What you are asked to do | Give back each entry unchanged, minus pictures.

Data entries:
---*---
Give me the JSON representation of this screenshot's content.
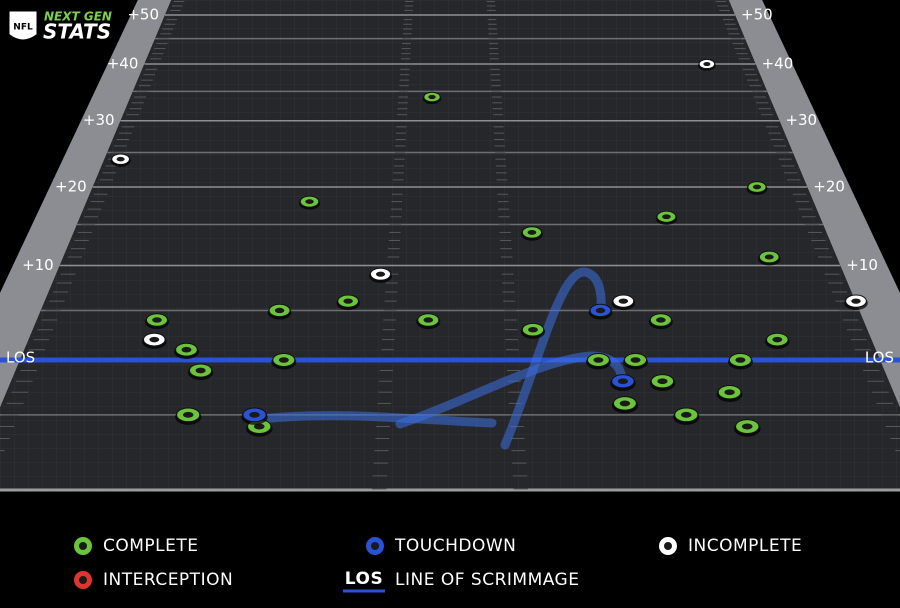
{
  "header": {
    "logo": "NFL",
    "brand_top": "NEXT GEN",
    "brand_bottom": "STATS"
  },
  "chart_data": {
    "type": "scatter",
    "yticks": [
      {
        "value": 0,
        "label": "LOS"
      },
      {
        "value": 10,
        "label": "+10"
      },
      {
        "value": 20,
        "label": "+20"
      },
      {
        "value": 30,
        "label": "+30"
      },
      {
        "value": 40,
        "label": "+40"
      },
      {
        "value": 50,
        "label": "+50"
      }
    ],
    "line_of_scrimmage": {
      "symbol": "LOS",
      "label": "LINE OF SCRIMMAGE",
      "color": "#2a52d6"
    },
    "series": [
      {
        "name": "COMPLETE",
        "color": "#6cc43c",
        "x": [
          -1.5,
          -10.3,
          22.9,
          15.6,
          5.8,
          22.0,
          -18.9,
          -11.1,
          -6.7,
          -1.4,
          5.3,
          13.6,
          20.7,
          -16.5,
          -10.3,
          9.2,
          11.5,
          18.0,
          -15.3,
          12.9,
          16.8,
          10.4,
          13.9,
          17.3,
          -15.4,
          -11.1
        ],
        "values": [
          34,
          18,
          20,
          16,
          14,
          11,
          4,
          5,
          6,
          4,
          3,
          4,
          2,
          1,
          0,
          0,
          0,
          0,
          -1,
          -2,
          -3,
          -4,
          -5,
          -6,
          -5,
          -6
        ]
      },
      {
        "name": "TOUCHDOWN",
        "color": "#2a52d6",
        "x": [
          9.8,
          10.5,
          -11.5
        ],
        "values": [
          5,
          -2,
          -5
        ]
      },
      {
        "name": "INCOMPLETE",
        "color": "#ffffff",
        "x": [
          22.4,
          -25.4,
          -4.7,
          11.4,
          -18.7,
          26.7
        ],
        "values": [
          40,
          24,
          9,
          6,
          2,
          6
        ]
      },
      {
        "name": "INTERCEPTION",
        "color": "#e0352f",
        "x": [],
        "values": []
      }
    ]
  }
}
---*---
Answer for this exercise |
Give me the JSON representation of this screenshot's content.
{
  "header": {
    "logo": "NFL",
    "brand_top": "NEXT GEN",
    "brand_bottom": "STATS"
  },
  "chart_data": {
    "type": "scatter",
    "yticks": [
      {
        "value": 0,
        "label": "LOS"
      },
      {
        "value": 10,
        "label": "+10"
      },
      {
        "value": 20,
        "label": "+20"
      },
      {
        "value": 30,
        "label": "+30"
      },
      {
        "value": 40,
        "label": "+40"
      },
      {
        "value": 50,
        "label": "+50"
      }
    ],
    "line_of_scrimmage": {
      "symbol": "LOS",
      "label": "LINE OF SCRIMMAGE",
      "color": "#2a52d6"
    },
    "series": [
      {
        "name": "COMPLETE",
        "color": "#6cc43c",
        "x": [
          -1.5,
          -10.3,
          22.9,
          15.6,
          5.8,
          22.0,
          -18.9,
          -11.1,
          -6.7,
          -1.4,
          5.3,
          13.6,
          20.7,
          -16.5,
          -10.3,
          9.2,
          11.5,
          18.0,
          -15.3,
          12.9,
          16.8,
          10.4,
          13.9,
          17.3,
          -15.4,
          -11.1
        ],
        "values": [
          34,
          18,
          20,
          16,
          14,
          11,
          4,
          5,
          6,
          4,
          3,
          4,
          2,
          1,
          0,
          0,
          0,
          0,
          -1,
          -2,
          -3,
          -4,
          -5,
          -6,
          -5,
          -6
        ]
      },
      {
        "name": "TOUCHDOWN",
        "color": "#2a52d6",
        "x": [
          9.8,
          10.5,
          -11.5
        ],
        "values": [
          5,
          -2,
          -5
        ]
      },
      {
        "name": "INCOMPLETE",
        "color": "#ffffff",
        "x": [
          22.4,
          -25.4,
          -4.7,
          11.4,
          -18.7,
          26.7
        ],
        "values": [
          40,
          24,
          9,
          6,
          2,
          6
        ]
      },
      {
        "name": "INTERCEPTION",
        "color": "#e0352f",
        "x": [],
        "values": []
      }
    ]
  }
}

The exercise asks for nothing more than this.